What is asked:
Every line with the string "строительства" should be gathered.

Data lines:
------------------------------------
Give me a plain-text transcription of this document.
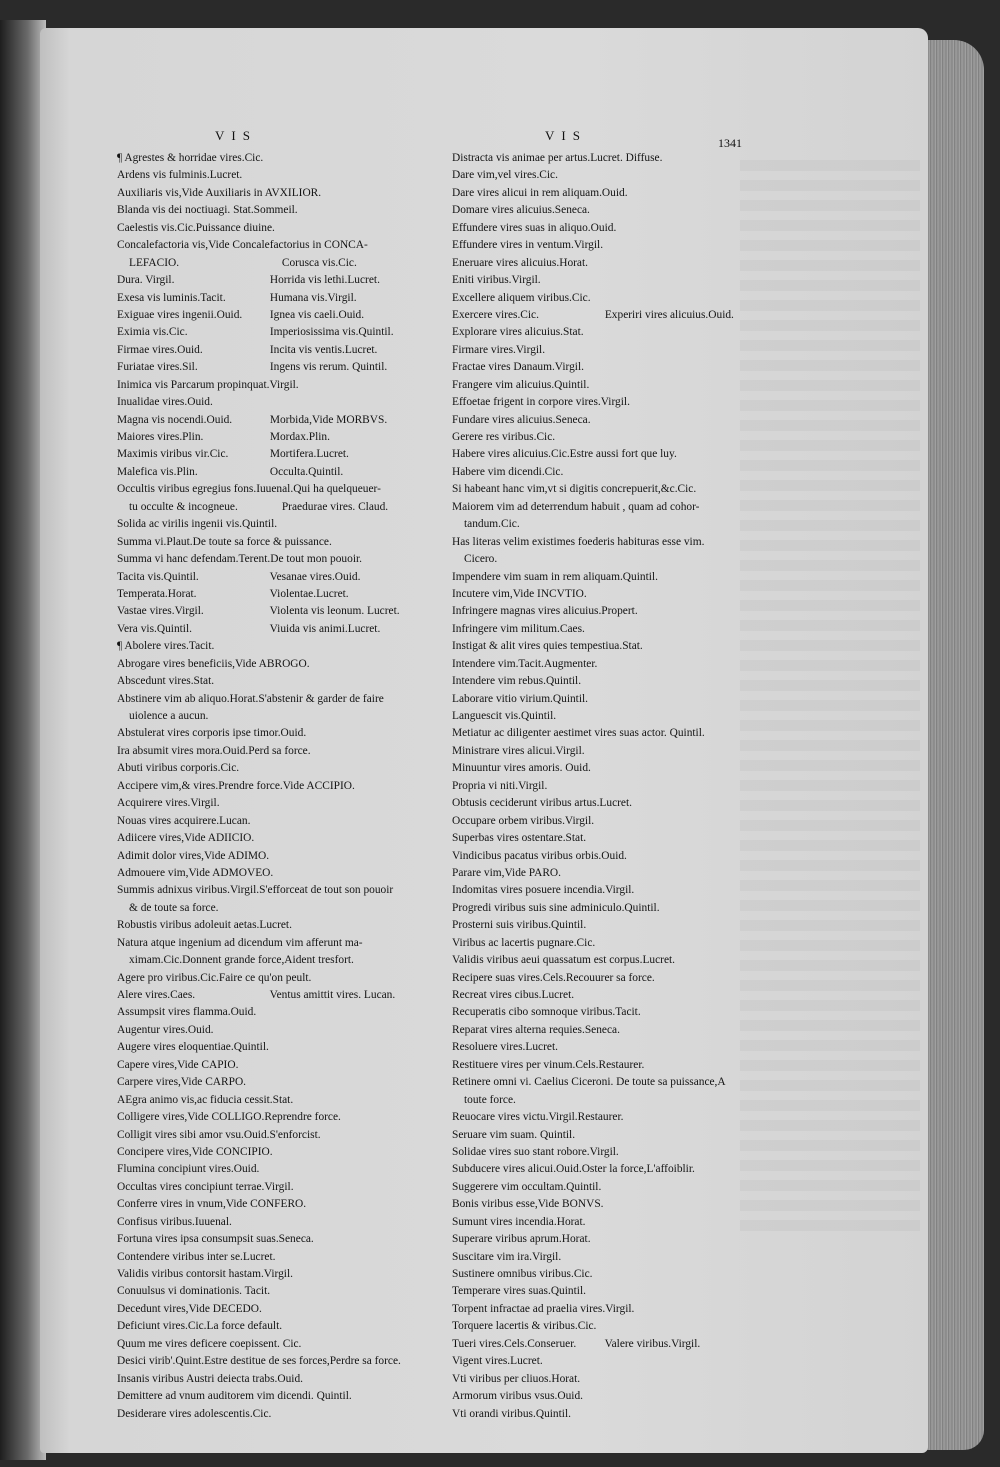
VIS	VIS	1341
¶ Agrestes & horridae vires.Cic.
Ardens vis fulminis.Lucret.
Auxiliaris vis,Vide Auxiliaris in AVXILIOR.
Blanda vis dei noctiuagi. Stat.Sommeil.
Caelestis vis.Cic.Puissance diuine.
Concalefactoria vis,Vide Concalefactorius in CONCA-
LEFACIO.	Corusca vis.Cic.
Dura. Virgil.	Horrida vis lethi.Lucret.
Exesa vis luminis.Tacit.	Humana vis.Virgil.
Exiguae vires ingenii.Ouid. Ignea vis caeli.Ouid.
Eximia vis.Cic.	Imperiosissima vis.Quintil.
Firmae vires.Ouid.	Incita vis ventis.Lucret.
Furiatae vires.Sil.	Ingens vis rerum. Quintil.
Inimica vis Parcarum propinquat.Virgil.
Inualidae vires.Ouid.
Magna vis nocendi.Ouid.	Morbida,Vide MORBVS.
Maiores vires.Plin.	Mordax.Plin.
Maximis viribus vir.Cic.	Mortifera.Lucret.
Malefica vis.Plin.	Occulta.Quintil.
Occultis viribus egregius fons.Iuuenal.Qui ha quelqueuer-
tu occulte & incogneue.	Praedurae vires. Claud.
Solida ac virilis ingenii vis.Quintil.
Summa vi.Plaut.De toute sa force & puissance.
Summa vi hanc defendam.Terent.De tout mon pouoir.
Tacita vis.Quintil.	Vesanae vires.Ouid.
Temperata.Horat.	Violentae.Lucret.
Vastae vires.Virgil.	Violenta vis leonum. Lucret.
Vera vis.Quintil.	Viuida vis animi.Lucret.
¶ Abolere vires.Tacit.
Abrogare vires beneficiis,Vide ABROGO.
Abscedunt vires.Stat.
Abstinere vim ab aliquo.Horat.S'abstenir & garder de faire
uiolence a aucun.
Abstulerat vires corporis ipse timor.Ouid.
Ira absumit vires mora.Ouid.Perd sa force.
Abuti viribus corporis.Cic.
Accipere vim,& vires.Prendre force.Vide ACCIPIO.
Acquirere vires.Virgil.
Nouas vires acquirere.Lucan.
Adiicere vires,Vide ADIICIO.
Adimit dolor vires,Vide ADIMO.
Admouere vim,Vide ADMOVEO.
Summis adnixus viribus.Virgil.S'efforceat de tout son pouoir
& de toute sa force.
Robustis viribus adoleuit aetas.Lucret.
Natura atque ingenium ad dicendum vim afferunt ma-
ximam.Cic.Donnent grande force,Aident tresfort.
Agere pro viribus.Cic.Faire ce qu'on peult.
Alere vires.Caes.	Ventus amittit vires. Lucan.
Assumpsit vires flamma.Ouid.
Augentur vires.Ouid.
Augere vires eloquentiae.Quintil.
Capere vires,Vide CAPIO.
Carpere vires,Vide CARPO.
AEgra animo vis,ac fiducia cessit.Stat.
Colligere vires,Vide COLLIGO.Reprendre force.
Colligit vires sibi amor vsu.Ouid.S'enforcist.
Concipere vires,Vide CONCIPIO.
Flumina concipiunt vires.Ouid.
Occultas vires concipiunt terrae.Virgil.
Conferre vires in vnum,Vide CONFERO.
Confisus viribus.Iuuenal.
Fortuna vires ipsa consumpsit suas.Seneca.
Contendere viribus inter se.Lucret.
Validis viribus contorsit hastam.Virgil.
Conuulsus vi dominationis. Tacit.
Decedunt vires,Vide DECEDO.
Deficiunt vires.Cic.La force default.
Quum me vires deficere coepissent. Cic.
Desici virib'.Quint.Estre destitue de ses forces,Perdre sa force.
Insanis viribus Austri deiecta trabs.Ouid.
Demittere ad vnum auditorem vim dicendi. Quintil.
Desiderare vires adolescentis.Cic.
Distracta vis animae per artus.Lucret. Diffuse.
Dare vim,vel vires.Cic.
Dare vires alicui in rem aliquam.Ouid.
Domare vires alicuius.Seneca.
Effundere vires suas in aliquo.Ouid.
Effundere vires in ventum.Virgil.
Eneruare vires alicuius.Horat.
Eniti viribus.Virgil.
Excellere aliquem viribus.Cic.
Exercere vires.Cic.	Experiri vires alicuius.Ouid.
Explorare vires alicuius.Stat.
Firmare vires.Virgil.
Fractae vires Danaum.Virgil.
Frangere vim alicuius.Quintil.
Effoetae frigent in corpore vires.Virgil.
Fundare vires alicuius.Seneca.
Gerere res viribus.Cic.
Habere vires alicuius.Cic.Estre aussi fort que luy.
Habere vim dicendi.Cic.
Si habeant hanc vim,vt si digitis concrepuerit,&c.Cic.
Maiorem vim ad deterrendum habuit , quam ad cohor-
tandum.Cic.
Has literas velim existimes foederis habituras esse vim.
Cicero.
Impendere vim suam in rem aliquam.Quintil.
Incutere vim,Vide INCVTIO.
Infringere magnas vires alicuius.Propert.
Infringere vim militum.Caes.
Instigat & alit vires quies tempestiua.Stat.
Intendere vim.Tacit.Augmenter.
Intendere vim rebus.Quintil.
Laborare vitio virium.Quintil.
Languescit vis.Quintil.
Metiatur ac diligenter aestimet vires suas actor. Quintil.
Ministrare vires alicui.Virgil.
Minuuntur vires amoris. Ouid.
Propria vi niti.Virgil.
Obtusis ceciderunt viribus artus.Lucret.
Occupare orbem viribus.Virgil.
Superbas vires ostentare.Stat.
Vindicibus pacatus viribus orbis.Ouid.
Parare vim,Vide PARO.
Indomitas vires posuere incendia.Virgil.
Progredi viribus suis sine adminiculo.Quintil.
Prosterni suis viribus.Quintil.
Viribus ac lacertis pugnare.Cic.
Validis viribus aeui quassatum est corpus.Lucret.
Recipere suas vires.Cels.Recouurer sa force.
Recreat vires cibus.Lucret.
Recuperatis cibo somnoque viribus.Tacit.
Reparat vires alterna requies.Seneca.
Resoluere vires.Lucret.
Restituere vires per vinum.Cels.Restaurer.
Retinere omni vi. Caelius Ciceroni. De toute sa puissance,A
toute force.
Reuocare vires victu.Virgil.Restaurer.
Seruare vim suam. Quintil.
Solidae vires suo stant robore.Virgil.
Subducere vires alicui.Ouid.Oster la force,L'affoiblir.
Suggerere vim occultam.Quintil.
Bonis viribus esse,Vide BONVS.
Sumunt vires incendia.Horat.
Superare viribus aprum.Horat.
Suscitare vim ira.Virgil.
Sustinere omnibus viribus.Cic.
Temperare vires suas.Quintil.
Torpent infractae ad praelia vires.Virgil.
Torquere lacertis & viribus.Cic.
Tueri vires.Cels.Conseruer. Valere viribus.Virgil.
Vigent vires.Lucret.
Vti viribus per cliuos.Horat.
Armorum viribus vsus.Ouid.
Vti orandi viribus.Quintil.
------------------------------------
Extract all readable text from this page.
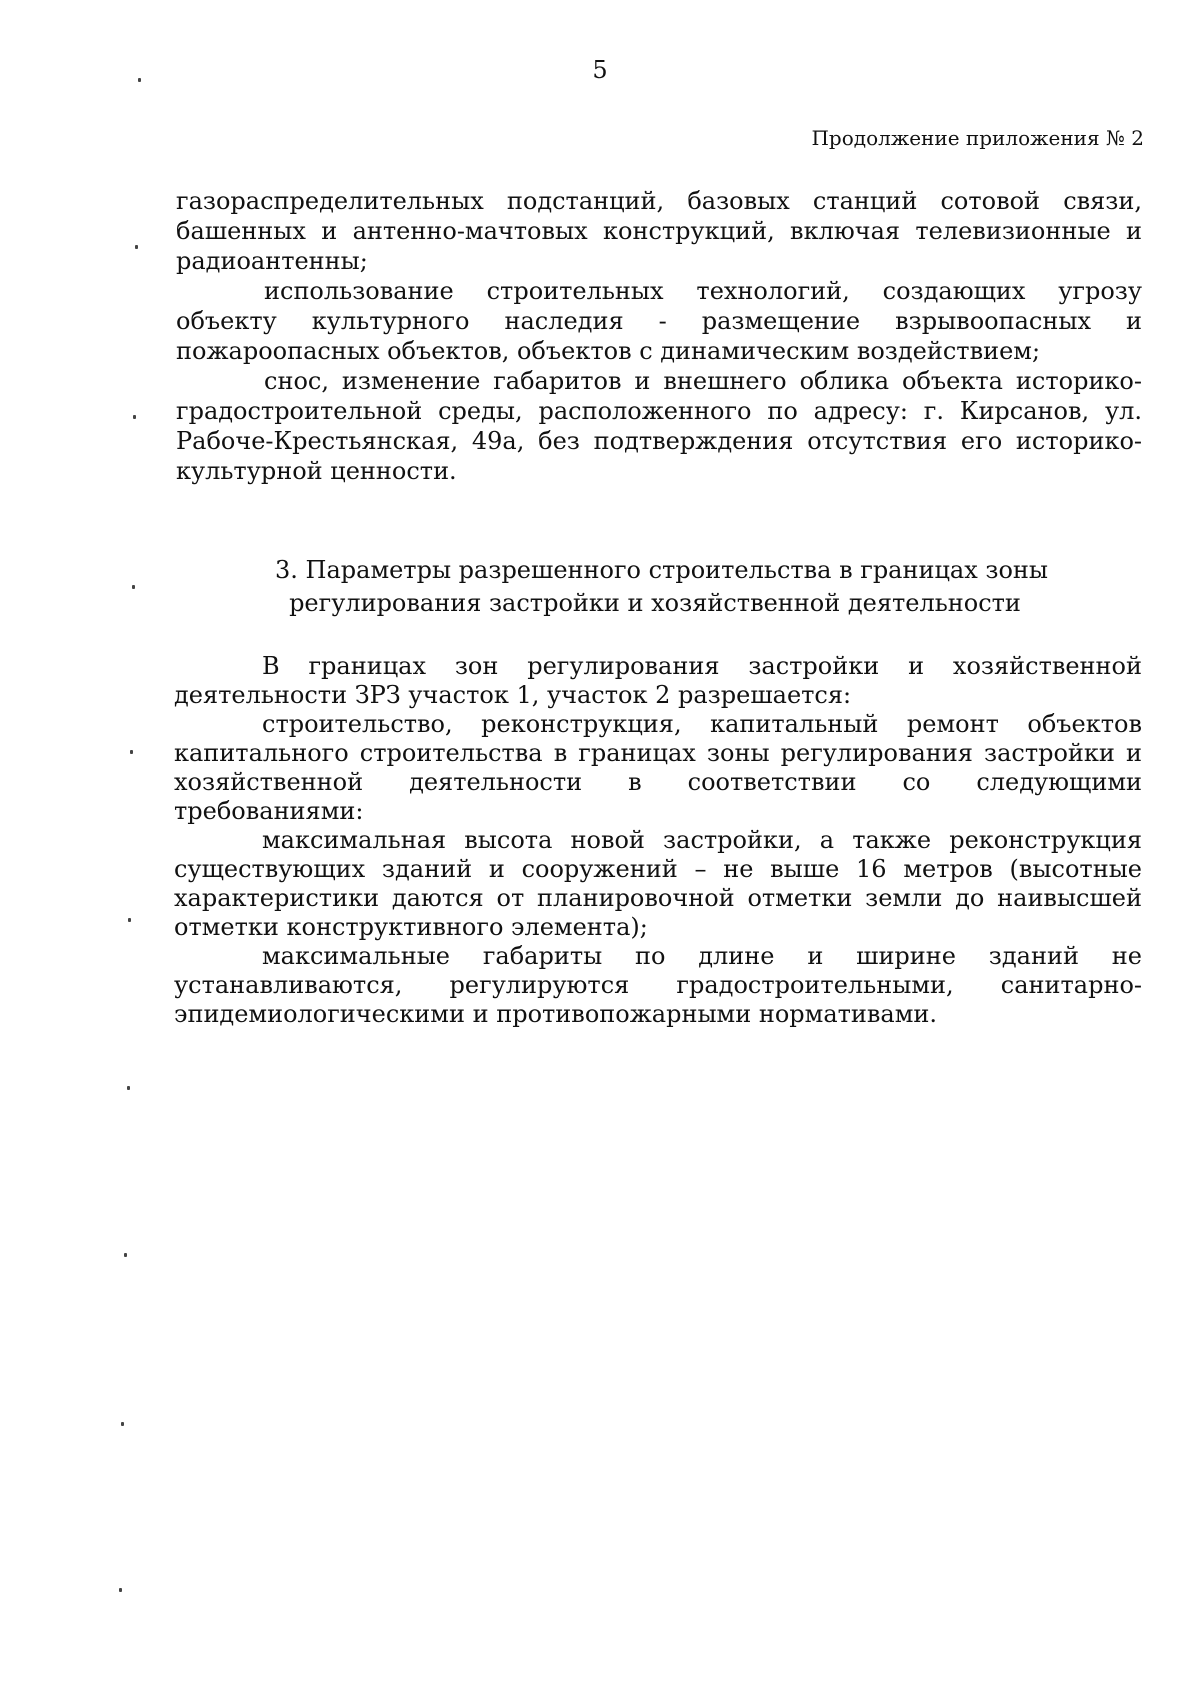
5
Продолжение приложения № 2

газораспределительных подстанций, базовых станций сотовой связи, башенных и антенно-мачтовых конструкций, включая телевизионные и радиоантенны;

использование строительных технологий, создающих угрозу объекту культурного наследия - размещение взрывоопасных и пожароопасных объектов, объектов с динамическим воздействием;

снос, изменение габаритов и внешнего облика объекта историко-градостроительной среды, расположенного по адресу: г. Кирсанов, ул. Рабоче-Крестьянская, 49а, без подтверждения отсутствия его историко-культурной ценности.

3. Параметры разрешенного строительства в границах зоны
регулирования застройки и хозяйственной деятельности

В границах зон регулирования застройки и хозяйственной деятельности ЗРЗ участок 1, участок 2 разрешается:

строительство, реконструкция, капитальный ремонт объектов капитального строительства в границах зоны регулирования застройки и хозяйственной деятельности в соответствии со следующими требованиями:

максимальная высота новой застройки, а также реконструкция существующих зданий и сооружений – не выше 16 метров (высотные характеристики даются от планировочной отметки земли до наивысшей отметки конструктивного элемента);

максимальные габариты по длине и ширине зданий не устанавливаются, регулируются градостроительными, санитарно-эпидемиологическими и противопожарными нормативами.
------------------------------------
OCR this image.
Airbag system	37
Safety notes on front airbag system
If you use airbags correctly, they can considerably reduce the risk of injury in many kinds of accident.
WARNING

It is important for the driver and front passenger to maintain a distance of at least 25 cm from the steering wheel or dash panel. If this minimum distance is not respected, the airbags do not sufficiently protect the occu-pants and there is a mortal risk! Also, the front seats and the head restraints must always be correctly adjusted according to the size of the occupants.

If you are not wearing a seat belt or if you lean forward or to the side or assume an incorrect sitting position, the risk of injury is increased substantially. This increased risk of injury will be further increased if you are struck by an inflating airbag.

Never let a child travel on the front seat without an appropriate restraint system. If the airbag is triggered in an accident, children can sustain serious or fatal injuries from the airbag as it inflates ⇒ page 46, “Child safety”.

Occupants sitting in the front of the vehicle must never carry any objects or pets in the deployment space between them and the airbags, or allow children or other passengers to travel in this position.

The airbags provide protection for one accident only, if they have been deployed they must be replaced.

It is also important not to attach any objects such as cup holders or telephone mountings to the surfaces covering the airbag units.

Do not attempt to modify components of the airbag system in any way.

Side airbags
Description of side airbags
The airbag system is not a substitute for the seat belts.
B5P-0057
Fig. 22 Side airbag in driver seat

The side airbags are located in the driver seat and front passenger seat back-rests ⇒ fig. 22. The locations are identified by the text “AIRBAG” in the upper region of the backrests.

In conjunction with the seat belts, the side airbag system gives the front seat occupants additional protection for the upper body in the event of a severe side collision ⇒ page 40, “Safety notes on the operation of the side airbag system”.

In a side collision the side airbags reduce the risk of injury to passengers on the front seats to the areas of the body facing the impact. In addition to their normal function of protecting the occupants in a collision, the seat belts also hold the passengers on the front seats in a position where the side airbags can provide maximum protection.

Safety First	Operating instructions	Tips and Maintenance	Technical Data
------------------------------------
Complete answer:
3. Параметры разрешенного строительства в границах зоны
строительство, реконструкция, капитальный ремонт объектов капитального строительства в границах зоны регулирования застройки и хозяйственной деятельности в соответствии со следующими требованиями:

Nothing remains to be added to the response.